What this task involves:
Only lines holding "development" are wanted; copy each of them from the records below.
# # # #
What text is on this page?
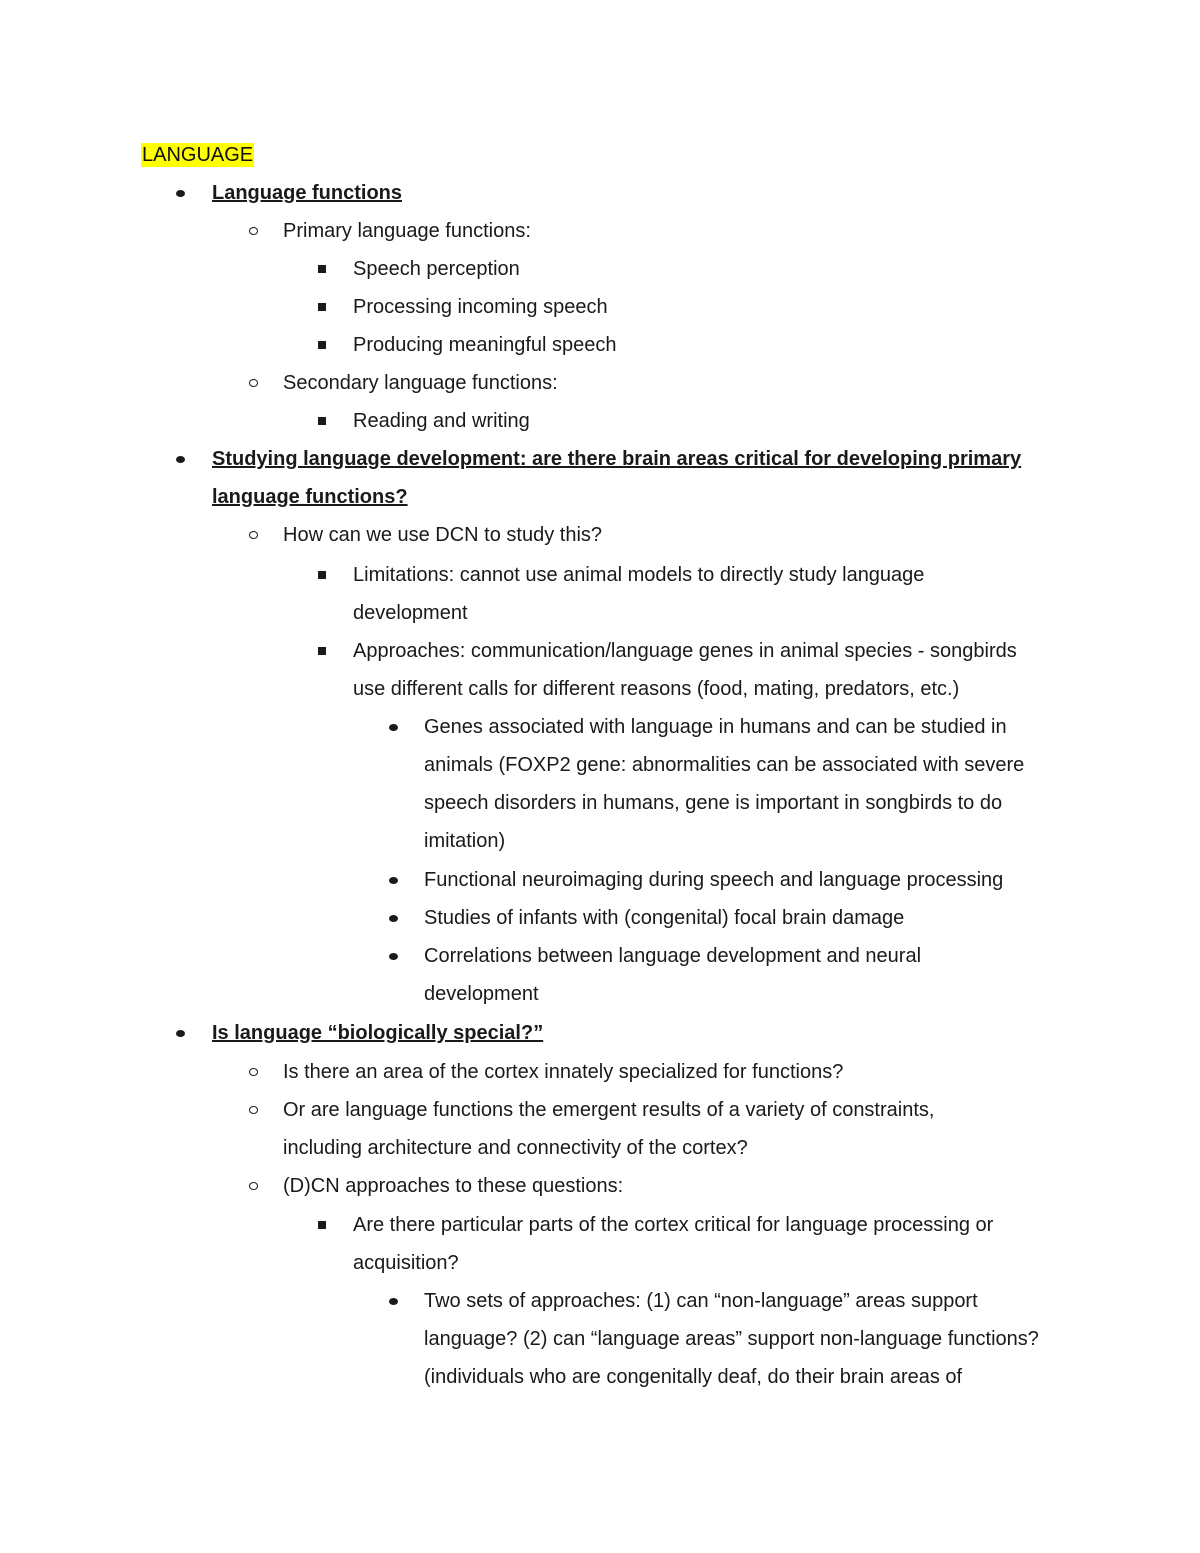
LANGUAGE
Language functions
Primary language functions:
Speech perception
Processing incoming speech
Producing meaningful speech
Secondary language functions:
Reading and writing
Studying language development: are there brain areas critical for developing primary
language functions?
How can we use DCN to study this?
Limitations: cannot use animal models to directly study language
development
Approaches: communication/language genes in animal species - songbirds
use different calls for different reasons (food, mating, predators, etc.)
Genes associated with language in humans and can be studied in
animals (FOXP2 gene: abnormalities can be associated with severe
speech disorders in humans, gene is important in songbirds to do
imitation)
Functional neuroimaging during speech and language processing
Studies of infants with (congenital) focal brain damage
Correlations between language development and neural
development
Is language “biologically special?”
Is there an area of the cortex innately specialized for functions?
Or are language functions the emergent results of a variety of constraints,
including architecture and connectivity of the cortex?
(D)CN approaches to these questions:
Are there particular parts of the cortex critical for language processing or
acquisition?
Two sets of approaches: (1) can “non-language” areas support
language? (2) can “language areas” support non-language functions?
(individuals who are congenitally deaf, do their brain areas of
# # # #
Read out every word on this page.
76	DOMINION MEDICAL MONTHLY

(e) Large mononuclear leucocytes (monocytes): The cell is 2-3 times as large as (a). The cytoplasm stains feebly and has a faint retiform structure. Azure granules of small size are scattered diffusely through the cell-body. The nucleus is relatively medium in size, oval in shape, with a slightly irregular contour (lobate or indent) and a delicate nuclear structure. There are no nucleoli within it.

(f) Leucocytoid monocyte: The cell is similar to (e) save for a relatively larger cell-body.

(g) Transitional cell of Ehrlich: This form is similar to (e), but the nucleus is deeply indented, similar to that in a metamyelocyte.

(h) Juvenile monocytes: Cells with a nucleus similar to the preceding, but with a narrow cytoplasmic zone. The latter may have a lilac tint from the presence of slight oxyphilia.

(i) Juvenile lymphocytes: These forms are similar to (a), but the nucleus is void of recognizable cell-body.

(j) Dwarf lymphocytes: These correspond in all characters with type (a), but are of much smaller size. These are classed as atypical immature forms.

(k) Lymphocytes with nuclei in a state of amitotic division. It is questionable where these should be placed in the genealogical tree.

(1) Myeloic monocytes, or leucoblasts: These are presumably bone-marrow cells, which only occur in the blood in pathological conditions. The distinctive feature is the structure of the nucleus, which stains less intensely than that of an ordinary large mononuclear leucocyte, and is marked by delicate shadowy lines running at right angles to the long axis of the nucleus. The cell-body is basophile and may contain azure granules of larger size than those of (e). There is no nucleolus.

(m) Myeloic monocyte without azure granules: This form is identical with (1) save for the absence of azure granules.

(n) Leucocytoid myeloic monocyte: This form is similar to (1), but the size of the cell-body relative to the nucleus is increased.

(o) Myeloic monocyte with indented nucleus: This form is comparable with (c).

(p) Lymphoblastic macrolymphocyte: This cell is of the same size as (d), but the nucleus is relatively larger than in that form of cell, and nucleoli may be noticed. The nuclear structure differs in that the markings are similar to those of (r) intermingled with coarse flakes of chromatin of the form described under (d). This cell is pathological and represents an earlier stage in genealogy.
# # # #
Result for this task:
Studying language development: are there brain areas critical for developing primary
development
Correlations between language development and neural
development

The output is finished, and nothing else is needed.